SHORT PROBLEM
Below are some entries. Output each one exactly as it appears.

DATASET RECORDS

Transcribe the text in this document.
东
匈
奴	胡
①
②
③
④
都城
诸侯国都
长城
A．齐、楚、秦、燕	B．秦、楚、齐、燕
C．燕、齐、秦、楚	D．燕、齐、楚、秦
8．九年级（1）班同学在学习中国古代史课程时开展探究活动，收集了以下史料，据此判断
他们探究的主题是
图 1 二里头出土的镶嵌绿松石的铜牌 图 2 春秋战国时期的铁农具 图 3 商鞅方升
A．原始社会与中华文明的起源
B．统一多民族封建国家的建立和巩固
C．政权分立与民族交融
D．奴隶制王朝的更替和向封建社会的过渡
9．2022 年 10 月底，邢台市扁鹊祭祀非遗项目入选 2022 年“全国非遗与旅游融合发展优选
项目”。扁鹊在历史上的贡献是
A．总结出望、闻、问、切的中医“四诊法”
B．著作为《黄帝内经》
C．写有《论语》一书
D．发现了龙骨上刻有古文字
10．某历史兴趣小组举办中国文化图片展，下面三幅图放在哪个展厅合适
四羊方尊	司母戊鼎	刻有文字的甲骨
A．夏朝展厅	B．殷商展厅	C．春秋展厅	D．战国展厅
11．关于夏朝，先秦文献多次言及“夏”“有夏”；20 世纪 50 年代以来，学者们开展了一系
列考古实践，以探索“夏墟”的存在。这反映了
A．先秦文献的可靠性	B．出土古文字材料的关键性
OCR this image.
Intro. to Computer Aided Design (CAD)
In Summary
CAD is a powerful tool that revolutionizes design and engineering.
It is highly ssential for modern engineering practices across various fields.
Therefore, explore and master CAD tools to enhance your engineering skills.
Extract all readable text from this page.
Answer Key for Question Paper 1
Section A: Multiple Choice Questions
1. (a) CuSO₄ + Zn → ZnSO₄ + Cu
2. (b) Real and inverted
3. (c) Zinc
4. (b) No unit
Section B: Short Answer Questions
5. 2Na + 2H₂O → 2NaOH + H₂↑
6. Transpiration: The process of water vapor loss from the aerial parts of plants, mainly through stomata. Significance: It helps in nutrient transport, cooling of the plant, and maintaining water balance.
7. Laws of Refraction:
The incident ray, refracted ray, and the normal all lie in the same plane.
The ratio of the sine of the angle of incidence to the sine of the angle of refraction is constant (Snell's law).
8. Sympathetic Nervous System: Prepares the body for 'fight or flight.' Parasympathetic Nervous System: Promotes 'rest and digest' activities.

TASK ANSWER
Transcribe the text in this document.
东
匈
奴	胡
①
②
③
④
都城
诸侯国都
长城
A．齐、楚、秦、燕	B．秦、楚、齐、燕
C．燕、齐、秦、楚	D．燕、齐、楚、秦
8．九年级（1）班同学在学习中国古代史课程时开展探究活动，收集了以下史料，据此判断
他们探究的主题是
图 1 二里头出土的镶嵌绿松石的铜牌 图 2 春秋战国时期的铁农具 图 3 商鞅方升
A．原始社会与中华文明的起源
B．统一多民族封建国家的建立和巩固
C．政权分立与民族交融
D．奴隶制王朝的更替和向封建社会的过渡
9．2022 年 10 月底，邢台市扁鹊祭祀非遗项目入选 2022 年“全国非遗与旅游融合发展优选
项目”。扁鹊在历史上的贡献是
A．总结出望、闻、问、切的中医“四诊法”
B．著作为《黄帝内经》
C．写有《论语》一书
D．发现了龙骨上刻有古文字
10．某历史兴趣小组举办中国文化图片展，下面三幅图放在哪个展厅合适
四羊方尊	司母戊鼎	刻有文字的甲骨
A．夏朝展厅	B．殷商展厅	C．春秋展厅	D．战国展厅
11．关于夏朝，先秦文献多次言及“夏”“有夏”；20 世纪 50 年代以来，学者们开展了一系
列考古实践，以探索“夏墟”的存在。这反映了
A．先秦文献的可靠性	B．出土古文字材料的关键性
OCR this image.
Intro. to Computer Aided Design (CAD)
In Summary
CAD is a powerful tool that revolutionizes design and engineering.
It is highly ssential for modern engineering practices across various fields.
Therefore, explore and master CAD tools to enhance your engineering skills.
Extract all readable text from this page.
Answer Key for Question Paper 1
Section A: Multiple Choice Questions
1. (a) CuSO₄ + Zn → ZnSO₄ + Cu
2. (b) Real and inverted
3. (c) Zinc
4. (b) No unit
Section B: Short Answer Questions
5. 2Na + 2H₂O → 2NaOH + H₂↑
6. Transpiration: The process of water vapor loss from the aerial parts of plants, mainly through stomata. Significance: It helps in nutrient transport, cooling of the plant, and maintaining water balance.
7. Laws of Refraction:
The incident ray, refracted ray, and the normal all lie in the same plane.
The ratio of the sine of the angle of incidence to the sine of the angle of refraction is constant (Snell's law).
8. Sympathetic Nervous System: Prepares the body for 'fight or flight.' Parasympathetic Nervous System: Promotes 'rest and digest' activities.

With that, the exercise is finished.